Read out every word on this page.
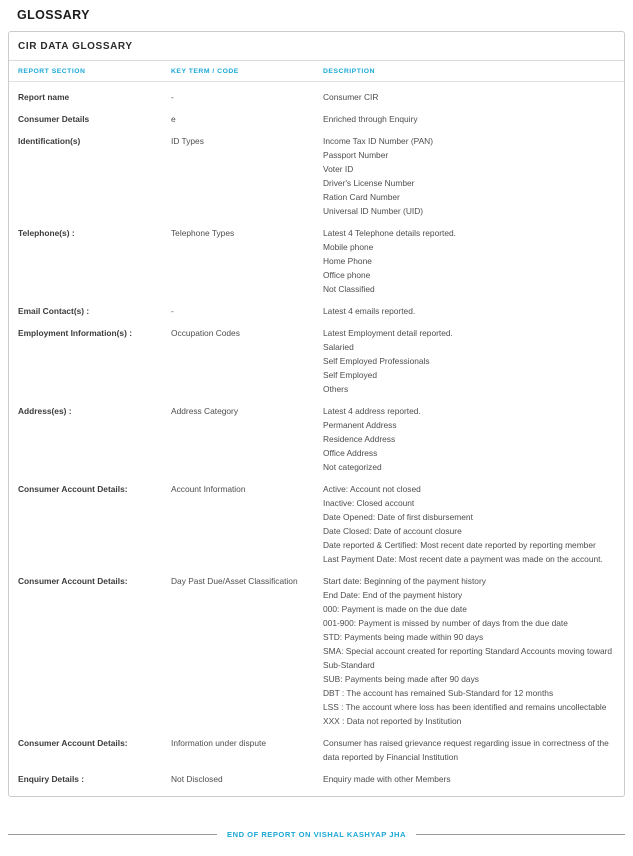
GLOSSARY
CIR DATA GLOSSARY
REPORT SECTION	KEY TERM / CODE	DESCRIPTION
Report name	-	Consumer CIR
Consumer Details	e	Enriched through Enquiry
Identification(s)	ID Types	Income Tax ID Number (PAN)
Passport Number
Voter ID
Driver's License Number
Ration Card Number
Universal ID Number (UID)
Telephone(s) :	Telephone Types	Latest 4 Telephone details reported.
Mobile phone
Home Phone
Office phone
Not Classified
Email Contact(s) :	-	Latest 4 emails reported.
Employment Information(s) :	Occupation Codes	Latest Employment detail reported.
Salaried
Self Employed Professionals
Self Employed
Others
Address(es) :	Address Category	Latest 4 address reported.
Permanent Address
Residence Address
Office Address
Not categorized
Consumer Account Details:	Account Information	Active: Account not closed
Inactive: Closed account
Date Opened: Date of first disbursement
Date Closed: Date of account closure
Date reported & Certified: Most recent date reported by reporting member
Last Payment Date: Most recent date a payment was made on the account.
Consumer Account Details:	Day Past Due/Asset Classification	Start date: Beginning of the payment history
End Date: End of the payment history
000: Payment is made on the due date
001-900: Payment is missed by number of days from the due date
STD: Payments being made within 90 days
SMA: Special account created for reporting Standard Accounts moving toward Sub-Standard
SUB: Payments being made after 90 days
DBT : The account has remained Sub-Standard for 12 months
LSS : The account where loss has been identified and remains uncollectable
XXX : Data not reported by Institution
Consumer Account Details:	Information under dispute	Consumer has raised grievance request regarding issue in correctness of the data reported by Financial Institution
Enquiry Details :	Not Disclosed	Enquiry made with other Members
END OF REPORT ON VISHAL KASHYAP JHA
□ □ □ □ □
With the pictures left out, transcribe the material exactly.

* Written answer:
Read out every word on this page.
GLOSSARY
CIR DATA GLOSSARY
REPORT SECTION	KEY TERM / CODE	DESCRIPTION
Report name	-	Consumer CIR
Consumer Details	e	Enriched through Enquiry
Identification(s)	ID Types	Income Tax ID Number (PAN)
Passport Number
Voter ID
Driver's License Number
Ration Card Number
Universal ID Number (UID)
Telephone(s) :	Telephone Types	Latest 4 Telephone details reported.
Mobile phone
Home Phone
Office phone
Not Classified
Email Contact(s) :	-	Latest 4 emails reported.
Employment Information(s) :	Occupation Codes	Latest Employment detail reported.
Salaried
Self Employed Professionals
Self Employed
Others
Address(es) :	Address Category	Latest 4 address reported.
Permanent Address
Residence Address
Office Address
Not categorized
Consumer Account Details:	Account Information	Active: Account not closed
Inactive: Closed account
Date Opened: Date of first disbursement
Date Closed: Date of account closure
Date reported & Certified: Most recent date reported by reporting member
Last Payment Date: Most recent date a payment was made on the account.
Consumer Account Details:	Day Past Due/Asset Classification	Start date: Beginning of the payment history
End Date: End of the payment history
000: Payment is made on the due date
001-900: Payment is missed by number of days from the due date
STD: Payments being made within 90 days
SMA: Special account created for reporting Standard Accounts moving toward Sub-Standard
SUB: Payments being made after 90 days
DBT : The account has remained Sub-Standard for 12 months
LSS : The account where loss has been identified and remains uncollectable
XXX : Data not reported by Institution
Consumer Account Details:	Information under dispute	Consumer has raised grievance request regarding issue in correctness of the data reported by Financial Institution
Enquiry Details :	Not Disclosed	Enquiry made with other Members
END OF REPORT ON VISHAL KASHYAP JHA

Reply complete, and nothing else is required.